Task requirements: Look through the lines below and extract each one that contains "condition".

(Figure collection entries)
## start
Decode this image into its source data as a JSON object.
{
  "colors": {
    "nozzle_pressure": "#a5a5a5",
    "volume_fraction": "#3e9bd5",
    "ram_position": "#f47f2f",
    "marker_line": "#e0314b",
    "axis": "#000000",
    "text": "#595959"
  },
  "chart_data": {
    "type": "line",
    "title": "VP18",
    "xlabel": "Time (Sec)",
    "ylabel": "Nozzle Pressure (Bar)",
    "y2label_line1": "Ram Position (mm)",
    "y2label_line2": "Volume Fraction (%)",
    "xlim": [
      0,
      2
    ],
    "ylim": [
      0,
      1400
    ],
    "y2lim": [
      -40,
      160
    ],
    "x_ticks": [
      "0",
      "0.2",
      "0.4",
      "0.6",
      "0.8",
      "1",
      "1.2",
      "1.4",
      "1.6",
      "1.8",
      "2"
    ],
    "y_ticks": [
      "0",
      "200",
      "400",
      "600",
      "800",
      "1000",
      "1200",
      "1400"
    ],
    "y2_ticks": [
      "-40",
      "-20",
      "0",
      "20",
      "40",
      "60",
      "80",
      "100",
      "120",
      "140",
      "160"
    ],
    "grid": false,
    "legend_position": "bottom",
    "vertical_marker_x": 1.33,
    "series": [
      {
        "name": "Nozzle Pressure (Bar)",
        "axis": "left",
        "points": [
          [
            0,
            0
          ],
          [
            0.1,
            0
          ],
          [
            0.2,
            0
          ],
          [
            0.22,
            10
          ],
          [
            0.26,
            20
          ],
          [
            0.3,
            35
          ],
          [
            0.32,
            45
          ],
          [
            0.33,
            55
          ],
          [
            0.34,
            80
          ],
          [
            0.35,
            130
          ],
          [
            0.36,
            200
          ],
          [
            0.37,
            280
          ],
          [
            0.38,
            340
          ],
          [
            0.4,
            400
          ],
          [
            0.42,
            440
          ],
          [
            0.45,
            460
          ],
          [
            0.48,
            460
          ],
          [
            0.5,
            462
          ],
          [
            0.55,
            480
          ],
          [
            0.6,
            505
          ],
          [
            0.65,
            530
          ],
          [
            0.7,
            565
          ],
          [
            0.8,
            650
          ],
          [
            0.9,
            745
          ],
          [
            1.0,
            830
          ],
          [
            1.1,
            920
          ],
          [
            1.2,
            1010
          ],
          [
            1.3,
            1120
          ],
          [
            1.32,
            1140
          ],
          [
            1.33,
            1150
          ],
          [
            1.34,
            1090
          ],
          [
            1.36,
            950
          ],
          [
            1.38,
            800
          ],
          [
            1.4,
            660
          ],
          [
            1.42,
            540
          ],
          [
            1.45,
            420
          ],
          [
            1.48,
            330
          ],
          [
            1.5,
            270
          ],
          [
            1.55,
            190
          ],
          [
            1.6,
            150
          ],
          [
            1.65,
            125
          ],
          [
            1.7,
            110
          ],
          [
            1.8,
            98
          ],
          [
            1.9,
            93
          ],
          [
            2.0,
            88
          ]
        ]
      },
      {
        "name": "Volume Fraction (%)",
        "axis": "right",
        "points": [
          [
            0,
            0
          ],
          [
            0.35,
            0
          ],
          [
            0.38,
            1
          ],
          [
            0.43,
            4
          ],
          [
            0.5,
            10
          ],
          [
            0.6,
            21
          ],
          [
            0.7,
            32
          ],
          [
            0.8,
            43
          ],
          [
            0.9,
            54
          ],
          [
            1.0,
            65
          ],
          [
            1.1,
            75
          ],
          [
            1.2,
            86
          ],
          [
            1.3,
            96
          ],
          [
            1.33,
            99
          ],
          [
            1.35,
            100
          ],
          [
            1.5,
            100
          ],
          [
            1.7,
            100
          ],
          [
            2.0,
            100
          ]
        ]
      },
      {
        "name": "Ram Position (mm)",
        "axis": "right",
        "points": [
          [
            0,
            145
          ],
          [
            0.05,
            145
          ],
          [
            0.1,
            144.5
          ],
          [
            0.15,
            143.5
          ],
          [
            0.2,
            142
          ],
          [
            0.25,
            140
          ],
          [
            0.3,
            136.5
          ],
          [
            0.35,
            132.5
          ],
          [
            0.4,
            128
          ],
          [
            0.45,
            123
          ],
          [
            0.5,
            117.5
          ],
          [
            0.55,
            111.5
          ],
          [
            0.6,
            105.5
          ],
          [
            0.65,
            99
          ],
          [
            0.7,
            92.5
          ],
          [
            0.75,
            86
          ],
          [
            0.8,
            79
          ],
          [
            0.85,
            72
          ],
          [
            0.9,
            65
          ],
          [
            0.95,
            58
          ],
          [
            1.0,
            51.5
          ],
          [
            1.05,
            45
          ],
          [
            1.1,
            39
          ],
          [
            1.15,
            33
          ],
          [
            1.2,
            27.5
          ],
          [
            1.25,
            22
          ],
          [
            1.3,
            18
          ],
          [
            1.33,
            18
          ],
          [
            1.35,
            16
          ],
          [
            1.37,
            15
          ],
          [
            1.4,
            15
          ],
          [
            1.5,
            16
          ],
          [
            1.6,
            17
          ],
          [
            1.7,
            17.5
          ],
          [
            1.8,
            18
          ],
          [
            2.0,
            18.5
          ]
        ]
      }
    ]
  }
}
## end
## start
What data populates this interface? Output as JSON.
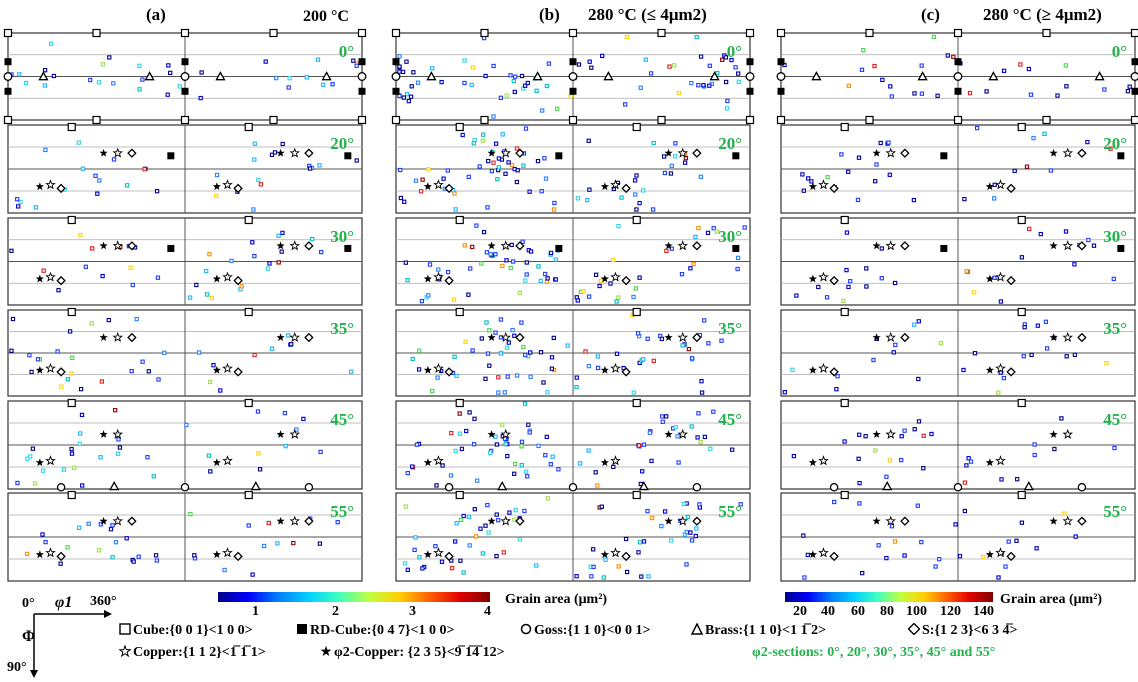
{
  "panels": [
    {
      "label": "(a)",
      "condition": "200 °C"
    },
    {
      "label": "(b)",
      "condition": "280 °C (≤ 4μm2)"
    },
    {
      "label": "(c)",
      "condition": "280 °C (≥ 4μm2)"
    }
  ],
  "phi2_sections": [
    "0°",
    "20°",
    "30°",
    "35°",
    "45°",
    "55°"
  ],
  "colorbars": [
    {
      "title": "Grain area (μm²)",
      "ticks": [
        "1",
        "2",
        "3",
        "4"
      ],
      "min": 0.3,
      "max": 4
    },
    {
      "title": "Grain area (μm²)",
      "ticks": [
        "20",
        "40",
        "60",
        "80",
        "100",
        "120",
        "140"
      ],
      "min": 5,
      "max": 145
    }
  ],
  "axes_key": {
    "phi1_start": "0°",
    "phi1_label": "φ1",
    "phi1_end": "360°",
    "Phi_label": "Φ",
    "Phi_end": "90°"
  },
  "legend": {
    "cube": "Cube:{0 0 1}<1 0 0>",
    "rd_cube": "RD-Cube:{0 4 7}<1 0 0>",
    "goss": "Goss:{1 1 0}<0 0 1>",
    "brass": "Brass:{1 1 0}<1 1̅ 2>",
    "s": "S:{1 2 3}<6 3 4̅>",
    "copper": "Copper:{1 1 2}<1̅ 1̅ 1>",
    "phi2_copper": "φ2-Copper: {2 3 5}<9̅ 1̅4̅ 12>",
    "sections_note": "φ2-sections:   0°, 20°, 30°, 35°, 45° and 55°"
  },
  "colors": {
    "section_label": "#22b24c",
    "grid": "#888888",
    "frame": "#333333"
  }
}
## end
## start
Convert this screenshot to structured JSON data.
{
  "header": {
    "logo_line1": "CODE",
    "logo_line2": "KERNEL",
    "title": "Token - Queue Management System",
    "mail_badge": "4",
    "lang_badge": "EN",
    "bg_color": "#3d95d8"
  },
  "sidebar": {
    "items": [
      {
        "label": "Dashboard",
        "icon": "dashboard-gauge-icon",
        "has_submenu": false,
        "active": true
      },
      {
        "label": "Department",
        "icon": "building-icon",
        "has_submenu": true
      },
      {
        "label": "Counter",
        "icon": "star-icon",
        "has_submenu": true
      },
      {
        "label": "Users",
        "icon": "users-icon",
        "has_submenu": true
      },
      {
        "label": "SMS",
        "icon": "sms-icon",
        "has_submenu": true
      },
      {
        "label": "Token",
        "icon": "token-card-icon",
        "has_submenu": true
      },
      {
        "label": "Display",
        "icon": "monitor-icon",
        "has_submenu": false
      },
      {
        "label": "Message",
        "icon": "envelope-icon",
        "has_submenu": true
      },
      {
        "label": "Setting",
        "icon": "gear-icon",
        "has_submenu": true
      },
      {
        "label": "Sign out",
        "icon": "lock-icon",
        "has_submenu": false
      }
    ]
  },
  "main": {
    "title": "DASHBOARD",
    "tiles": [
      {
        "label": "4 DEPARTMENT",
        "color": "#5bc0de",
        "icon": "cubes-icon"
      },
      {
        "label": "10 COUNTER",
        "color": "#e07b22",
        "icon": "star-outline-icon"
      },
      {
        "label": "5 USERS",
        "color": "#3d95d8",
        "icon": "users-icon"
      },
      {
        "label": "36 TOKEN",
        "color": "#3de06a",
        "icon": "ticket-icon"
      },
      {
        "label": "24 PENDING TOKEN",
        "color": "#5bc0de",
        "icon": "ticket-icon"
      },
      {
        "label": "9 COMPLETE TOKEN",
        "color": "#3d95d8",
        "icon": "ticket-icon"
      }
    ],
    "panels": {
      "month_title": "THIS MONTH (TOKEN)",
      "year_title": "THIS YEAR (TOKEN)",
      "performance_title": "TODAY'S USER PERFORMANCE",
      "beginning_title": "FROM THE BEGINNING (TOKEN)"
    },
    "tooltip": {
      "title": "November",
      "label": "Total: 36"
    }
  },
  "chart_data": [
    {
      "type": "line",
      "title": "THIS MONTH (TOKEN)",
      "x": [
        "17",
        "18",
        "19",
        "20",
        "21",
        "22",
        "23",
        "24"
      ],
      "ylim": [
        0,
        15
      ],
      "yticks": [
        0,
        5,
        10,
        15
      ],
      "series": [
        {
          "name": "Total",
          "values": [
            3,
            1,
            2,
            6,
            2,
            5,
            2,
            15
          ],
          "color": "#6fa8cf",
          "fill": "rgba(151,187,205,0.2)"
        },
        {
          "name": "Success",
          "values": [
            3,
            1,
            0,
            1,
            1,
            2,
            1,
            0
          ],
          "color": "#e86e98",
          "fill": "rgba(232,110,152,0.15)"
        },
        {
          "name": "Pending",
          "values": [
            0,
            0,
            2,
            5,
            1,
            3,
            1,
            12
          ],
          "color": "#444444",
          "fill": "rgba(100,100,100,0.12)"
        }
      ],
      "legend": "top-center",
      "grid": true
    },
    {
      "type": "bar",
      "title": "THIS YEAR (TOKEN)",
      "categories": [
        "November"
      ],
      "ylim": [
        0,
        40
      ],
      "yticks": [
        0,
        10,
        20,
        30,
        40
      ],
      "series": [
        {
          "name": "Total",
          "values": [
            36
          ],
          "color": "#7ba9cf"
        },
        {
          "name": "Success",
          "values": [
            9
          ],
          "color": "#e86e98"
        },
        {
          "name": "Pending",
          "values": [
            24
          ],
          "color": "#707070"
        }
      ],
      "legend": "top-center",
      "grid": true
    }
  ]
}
## end
Output below:
      "condition": "200 °C"
      "condition": "280 °C (≤ 4μm2)"
      "condition": "280 °C (≥ 4μm2)"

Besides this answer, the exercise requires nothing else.